A block of data

------------

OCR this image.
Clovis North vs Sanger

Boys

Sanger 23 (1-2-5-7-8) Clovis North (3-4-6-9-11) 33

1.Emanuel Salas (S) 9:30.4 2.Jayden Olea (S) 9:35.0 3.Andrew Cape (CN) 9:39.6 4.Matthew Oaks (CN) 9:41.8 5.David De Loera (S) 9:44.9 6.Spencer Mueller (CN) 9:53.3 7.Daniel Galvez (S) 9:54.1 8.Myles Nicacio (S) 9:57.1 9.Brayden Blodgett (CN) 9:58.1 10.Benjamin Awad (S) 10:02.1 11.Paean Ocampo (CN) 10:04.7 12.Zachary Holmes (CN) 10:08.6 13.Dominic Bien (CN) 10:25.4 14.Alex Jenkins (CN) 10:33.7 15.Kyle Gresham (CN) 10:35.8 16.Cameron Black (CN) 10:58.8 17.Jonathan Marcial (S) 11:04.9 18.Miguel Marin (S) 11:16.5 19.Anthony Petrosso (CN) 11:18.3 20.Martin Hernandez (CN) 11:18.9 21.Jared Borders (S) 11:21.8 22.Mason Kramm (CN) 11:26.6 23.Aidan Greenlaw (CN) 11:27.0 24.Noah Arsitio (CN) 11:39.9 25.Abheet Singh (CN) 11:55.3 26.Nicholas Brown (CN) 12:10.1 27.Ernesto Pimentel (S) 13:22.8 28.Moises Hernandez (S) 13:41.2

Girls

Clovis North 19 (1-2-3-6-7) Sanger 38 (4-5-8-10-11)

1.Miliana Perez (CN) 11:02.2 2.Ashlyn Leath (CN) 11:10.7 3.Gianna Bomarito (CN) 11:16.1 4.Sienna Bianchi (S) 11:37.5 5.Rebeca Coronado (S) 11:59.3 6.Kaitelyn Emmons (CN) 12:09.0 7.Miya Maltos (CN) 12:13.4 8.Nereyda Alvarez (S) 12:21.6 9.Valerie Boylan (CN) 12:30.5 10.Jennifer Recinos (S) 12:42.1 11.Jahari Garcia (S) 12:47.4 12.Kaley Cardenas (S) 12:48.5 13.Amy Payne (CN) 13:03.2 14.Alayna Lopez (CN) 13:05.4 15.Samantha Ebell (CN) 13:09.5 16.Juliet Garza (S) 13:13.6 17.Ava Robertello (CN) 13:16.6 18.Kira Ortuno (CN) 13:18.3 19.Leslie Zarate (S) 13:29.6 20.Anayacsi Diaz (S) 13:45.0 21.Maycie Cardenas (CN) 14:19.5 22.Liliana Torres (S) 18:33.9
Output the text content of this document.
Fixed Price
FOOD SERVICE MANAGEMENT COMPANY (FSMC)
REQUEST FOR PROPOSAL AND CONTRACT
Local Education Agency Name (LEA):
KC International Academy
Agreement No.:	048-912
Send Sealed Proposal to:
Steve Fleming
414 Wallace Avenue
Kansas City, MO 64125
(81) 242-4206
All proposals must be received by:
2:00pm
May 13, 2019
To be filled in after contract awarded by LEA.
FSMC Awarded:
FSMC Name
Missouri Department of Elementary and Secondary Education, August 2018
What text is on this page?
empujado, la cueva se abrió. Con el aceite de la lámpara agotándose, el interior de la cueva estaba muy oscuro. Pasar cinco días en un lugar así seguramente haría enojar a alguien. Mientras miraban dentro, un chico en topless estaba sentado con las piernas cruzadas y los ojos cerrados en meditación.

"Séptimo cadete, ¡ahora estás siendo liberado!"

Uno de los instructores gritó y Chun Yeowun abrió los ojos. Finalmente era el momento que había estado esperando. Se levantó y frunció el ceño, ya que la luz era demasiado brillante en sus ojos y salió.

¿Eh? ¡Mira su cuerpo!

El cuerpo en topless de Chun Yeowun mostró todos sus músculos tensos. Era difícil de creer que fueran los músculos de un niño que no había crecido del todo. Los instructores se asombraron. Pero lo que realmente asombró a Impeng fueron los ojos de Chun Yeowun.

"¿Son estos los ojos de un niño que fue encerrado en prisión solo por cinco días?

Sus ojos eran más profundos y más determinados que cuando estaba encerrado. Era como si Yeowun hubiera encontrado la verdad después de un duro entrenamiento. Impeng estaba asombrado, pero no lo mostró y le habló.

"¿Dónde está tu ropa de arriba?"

------------

Exactly reproduce all of the entries.

OCR this image.
Clovis North vs Sanger

Boys

Sanger 23 (1-2-5-7-8) Clovis North (3-4-6-9-11) 33

1.Emanuel Salas (S) 9:30.4 2.Jayden Olea (S) 9:35.0 3.Andrew Cape (CN) 9:39.6 4.Matthew Oaks (CN) 9:41.8 5.David De Loera (S) 9:44.9 6.Spencer Mueller (CN) 9:53.3 7.Daniel Galvez (S) 9:54.1 8.Myles Nicacio (S) 9:57.1 9.Brayden Blodgett (CN) 9:58.1 10.Benjamin Awad (S) 10:02.1 11.Paean Ocampo (CN) 10:04.7 12.Zachary Holmes (CN) 10:08.6 13.Dominic Bien (CN) 10:25.4 14.Alex Jenkins (CN) 10:33.7 15.Kyle Gresham (CN) 10:35.8 16.Cameron Black (CN) 10:58.8 17.Jonathan Marcial (S) 11:04.9 18.Miguel Marin (S) 11:16.5 19.Anthony Petrosso (CN) 11:18.3 20.Martin Hernandez (CN) 11:18.9 21.Jared Borders (S) 11:21.8 22.Mason Kramm (CN) 11:26.6 23.Aidan Greenlaw (CN) 11:27.0 24.Noah Arsitio (CN) 11:39.9 25.Abheet Singh (CN) 11:55.3 26.Nicholas Brown (CN) 12:10.1 27.Ernesto Pimentel (S) 13:22.8 28.Moises Hernandez (S) 13:41.2

Girls

Clovis North 19 (1-2-3-6-7) Sanger 38 (4-5-8-10-11)

1.Miliana Perez (CN) 11:02.2 2.Ashlyn Leath (CN) 11:10.7 3.Gianna Bomarito (CN) 11:16.1 4.Sienna Bianchi (S) 11:37.5 5.Rebeca Coronado (S) 11:59.3 6.Kaitelyn Emmons (CN) 12:09.0 7.Miya Maltos (CN) 12:13.4 8.Nereyda Alvarez (S) 12:21.6 9.Valerie Boylan (CN) 12:30.5 10.Jennifer Recinos (S) 12:42.1 11.Jahari Garcia (S) 12:47.4 12.Kaley Cardenas (S) 12:48.5 13.Amy Payne (CN) 13:03.2 14.Alayna Lopez (CN) 13:05.4 15.Samantha Ebell (CN) 13:09.5 16.Juliet Garza (S) 13:13.6 17.Ava Robertello (CN) 13:16.6 18.Kira Ortuno (CN) 13:18.3 19.Leslie Zarate (S) 13:29.6 20.Anayacsi Diaz (S) 13:45.0 21.Maycie Cardenas (CN) 14:19.5 22.Liliana Torres (S) 18:33.9
Output the text content of this document.
Fixed Price
FOOD SERVICE MANAGEMENT COMPANY (FSMC)
REQUEST FOR PROPOSAL AND CONTRACT
Local Education Agency Name (LEA):
KC International Academy
Agreement No.:	048-912
Send Sealed Proposal to:
Steve Fleming
414 Wallace Avenue
Kansas City, MO 64125
(81) 242-4206
All proposals must be received by:
2:00pm
May 13, 2019
To be filled in after contract awarded by LEA.
FSMC Awarded:
FSMC Name
Missouri Department of Elementary and Secondary Education, August 2018
What text is on this page?
empujado, la cueva se abrió. Con el aceite de la lámpara agotándose, el interior de la cueva estaba muy oscuro. Pasar cinco días en un lugar así seguramente haría enojar a alguien. Mientras miraban dentro, un chico en topless estaba sentado con las piernas cruzadas y los ojos cerrados en meditación.

"Séptimo cadete, ¡ahora estás siendo liberado!"

Uno de los instructores gritó y Chun Yeowun abrió los ojos. Finalmente era el momento que había estado esperando. Se levantó y frunció el ceño, ya que la luz era demasiado brillante en sus ojos y salió.

¿Eh? ¡Mira su cuerpo!

El cuerpo en topless de Chun Yeowun mostró todos sus músculos tensos. Era difícil de creer que fueran los músculos de un niño que no había crecido del todo. Los instructores se asombraron. Pero lo que realmente asombró a Impeng fueron los ojos de Chun Yeowun.

"¿Son estos los ojos de un niño que fue encerrado en prisión solo por cinco días?

Sus ojos eran más profundos y más determinados que cuando estaba encerrado. Era como si Yeowun hubiera encontrado la verdad después de un duro entrenamiento. Impeng estaba asombrado, pero no lo mostró y le habló.

"¿Dónde está tu ropa de arriba?"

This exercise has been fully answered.